Task instructions => Go through the data below line by line and count those containing the word "JSON". Reply with the count only.

·····

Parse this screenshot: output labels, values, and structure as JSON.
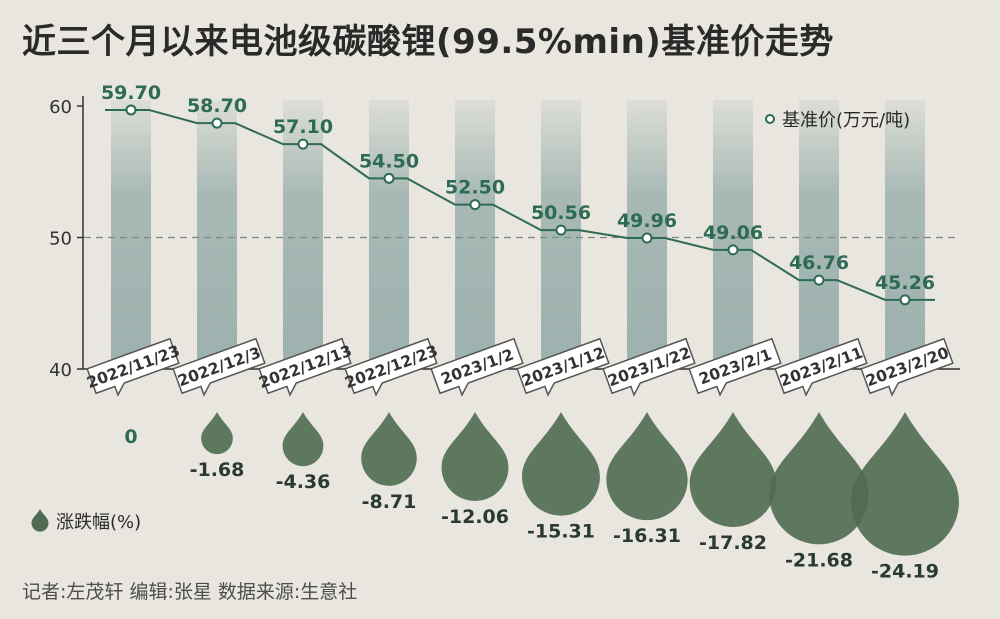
{
  "title": "近三个月以来电池级碳酸锂(99.5%min)基准价走势",
  "credits": "记者:左茂轩  编辑:张星   数据来源:生意社",
  "chart_data": {
    "type": "line",
    "categories": [
      "2022/11/23",
      "2022/12/3",
      "2022/12/13",
      "2022/12/23",
      "2023/1/2",
      "2023/1/12",
      "2023/1/22",
      "2023/2/1",
      "2023/2/11",
      "2023/2/20"
    ],
    "series": [
      {
        "name": "基准价(万元/吨)",
        "values": [
          59.7,
          58.7,
          57.1,
          54.5,
          52.5,
          50.56,
          49.96,
          49.06,
          46.76,
          45.26
        ],
        "labels": [
          "59.70",
          "58.70",
          "57.10",
          "54.50",
          "52.50",
          "50.56",
          "49.96",
          "49.06",
          "46.76",
          "45.26"
        ]
      },
      {
        "name": "涨跌幅(%)",
        "values": [
          0,
          -1.68,
          -4.36,
          -8.71,
          -12.06,
          -15.31,
          -16.31,
          -17.82,
          -21.68,
          -24.19
        ],
        "labels": [
          "0",
          "-1.68",
          "-4.36",
          "-8.71",
          "-12.06",
          "-15.31",
          "-16.31",
          "-17.82",
          "-21.68",
          "-24.19"
        ]
      }
    ],
    "y_ticks": [
      "40",
      "50",
      "60"
    ],
    "ylim": [
      40,
      62
    ],
    "reference_line": 50,
    "legend": [
      "基准价(万元/吨)",
      "涨跌幅(%)"
    ],
    "colors": {
      "line": "#2e6b55",
      "drop": "#4f6b52",
      "band": "#9db1ae",
      "background": "#e8e6de"
    }
  }
}
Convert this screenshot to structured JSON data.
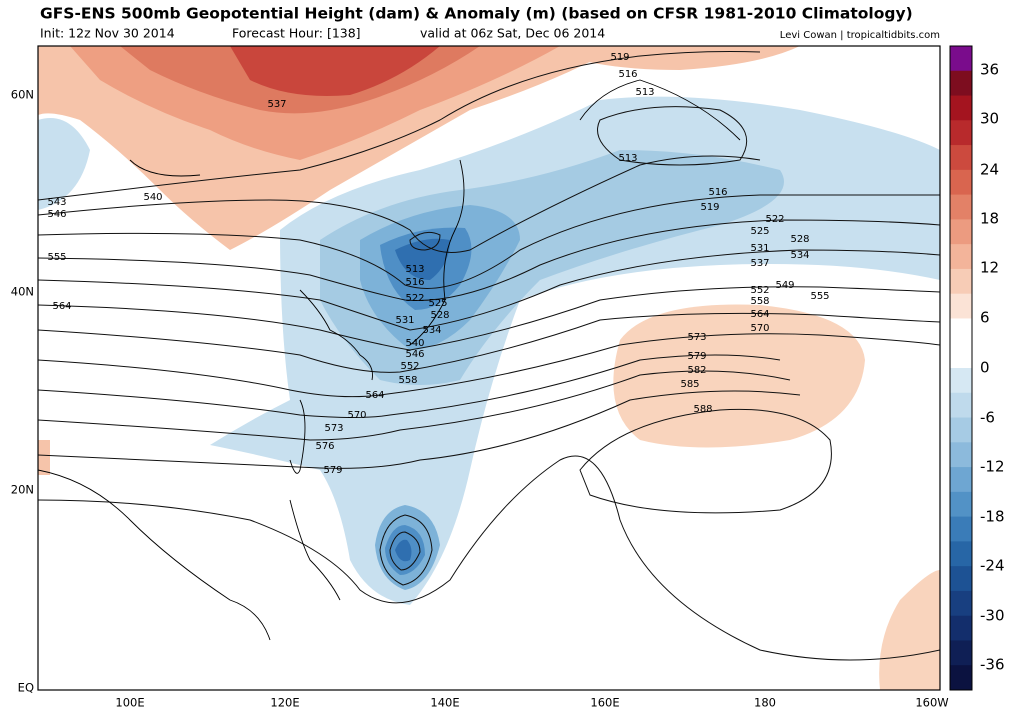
{
  "header": {
    "title": "GFS-ENS 500mb Geopotential Height (dam) & Anomaly (m) (based on CFSR 1981-2010 Climatology)",
    "init": "Init: 12z Nov 30 2014",
    "forecast_hour": "Forecast Hour: [138]",
    "valid": "valid at 06z Sat, Dec 06 2014",
    "credit": "Levi Cowan | tropicaltidbits.com"
  },
  "map": {
    "lat_labels": [
      "60N",
      "40N",
      "20N",
      "EQ"
    ],
    "lon_labels": [
      "100E",
      "120E",
      "140E",
      "160E",
      "180",
      "160W"
    ],
    "contour_labels": [
      "519",
      "516",
      "513",
      "537",
      "540",
      "543",
      "546",
      "555",
      "564",
      "513",
      "516",
      "519",
      "522",
      "525",
      "528",
      "531",
      "534",
      "537",
      "549",
      "552",
      "555",
      "558",
      "564",
      "570",
      "573",
      "579",
      "582",
      "585",
      "588",
      "513",
      "516",
      "522",
      "525",
      "528",
      "531",
      "534",
      "540",
      "546",
      "552",
      "558",
      "564",
      "570",
      "573",
      "576",
      "579"
    ]
  },
  "colorbar": {
    "labels": [
      "36",
      "30",
      "24",
      "18",
      "12",
      "6",
      "0",
      "-6",
      "-12",
      "-18",
      "-24",
      "-30",
      "-36"
    ]
  }
}
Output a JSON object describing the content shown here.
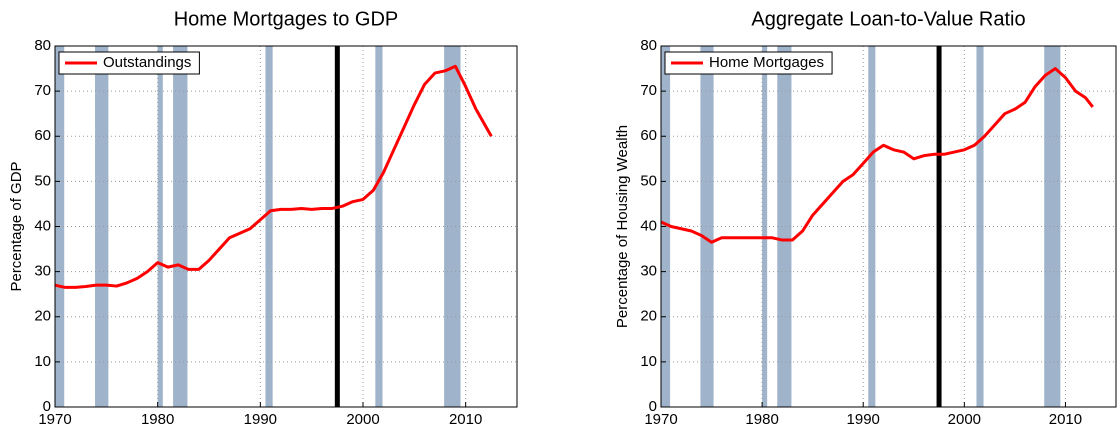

·····

Answer in full => 3